[Figure record extracts]
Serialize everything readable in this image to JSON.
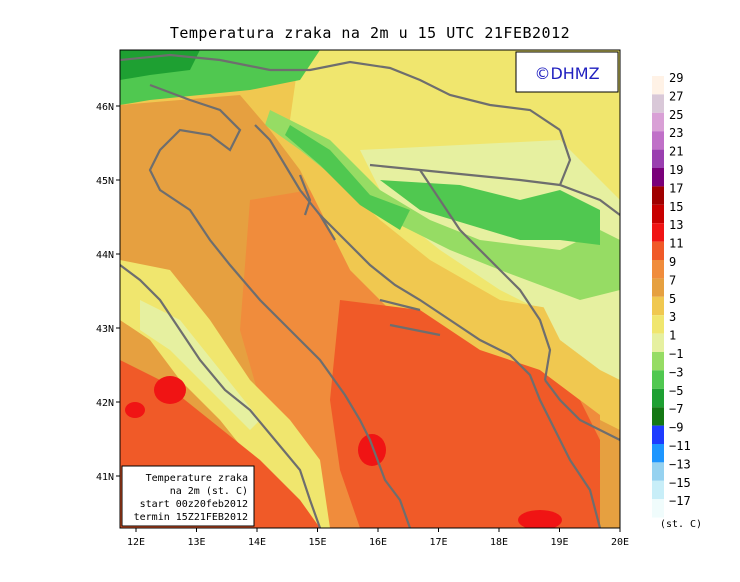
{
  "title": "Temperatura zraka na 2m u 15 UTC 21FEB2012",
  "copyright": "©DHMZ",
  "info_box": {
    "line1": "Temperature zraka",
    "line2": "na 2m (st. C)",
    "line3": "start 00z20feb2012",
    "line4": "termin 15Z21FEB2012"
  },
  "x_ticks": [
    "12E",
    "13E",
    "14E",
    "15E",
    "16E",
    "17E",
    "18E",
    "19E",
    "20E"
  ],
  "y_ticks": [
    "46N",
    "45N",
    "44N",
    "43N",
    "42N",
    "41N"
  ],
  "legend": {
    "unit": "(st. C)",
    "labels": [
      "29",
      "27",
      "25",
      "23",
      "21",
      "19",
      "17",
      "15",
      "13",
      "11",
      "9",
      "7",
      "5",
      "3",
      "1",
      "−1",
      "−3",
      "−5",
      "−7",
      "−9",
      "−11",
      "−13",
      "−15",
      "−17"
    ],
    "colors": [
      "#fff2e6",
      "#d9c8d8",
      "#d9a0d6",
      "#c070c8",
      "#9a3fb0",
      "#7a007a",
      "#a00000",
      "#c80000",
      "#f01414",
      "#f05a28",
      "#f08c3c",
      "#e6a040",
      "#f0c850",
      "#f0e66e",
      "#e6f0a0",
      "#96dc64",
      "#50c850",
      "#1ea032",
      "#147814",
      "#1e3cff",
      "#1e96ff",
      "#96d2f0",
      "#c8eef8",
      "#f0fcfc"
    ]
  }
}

STATED GOAL. Copy the records exactly as they appear, excluding images.

TASK SOLUTION.
Serialize everything readable in this image to JSON.
{
  "title": "Temperatura zraka na 2m u 15 UTC 21FEB2012",
  "copyright": "©DHMZ",
  "info_box": {
    "line1": "Temperature zraka",
    "line2": "na 2m (st. C)",
    "line3": "start 00z20feb2012",
    "line4": "termin 15Z21FEB2012"
  },
  "x_ticks": [
    "12E",
    "13E",
    "14E",
    "15E",
    "16E",
    "17E",
    "18E",
    "19E",
    "20E"
  ],
  "y_ticks": [
    "46N",
    "45N",
    "44N",
    "43N",
    "42N",
    "41N"
  ],
  "legend": {
    "unit": "(st. C)",
    "labels": [
      "29",
      "27",
      "25",
      "23",
      "21",
      "19",
      "17",
      "15",
      "13",
      "11",
      "9",
      "7",
      "5",
      "3",
      "1",
      "−1",
      "−3",
      "−5",
      "−7",
      "−9",
      "−11",
      "−13",
      "−15",
      "−17"
    ],
    "colors": [
      "#fff2e6",
      "#d9c8d8",
      "#d9a0d6",
      "#c070c8",
      "#9a3fb0",
      "#7a007a",
      "#a00000",
      "#c80000",
      "#f01414",
      "#f05a28",
      "#f08c3c",
      "#e6a040",
      "#f0c850",
      "#f0e66e",
      "#e6f0a0",
      "#96dc64",
      "#50c850",
      "#1ea032",
      "#147814",
      "#1e3cff",
      "#1e96ff",
      "#96d2f0",
      "#c8eef8",
      "#f0fcfc"
    ]
  }
}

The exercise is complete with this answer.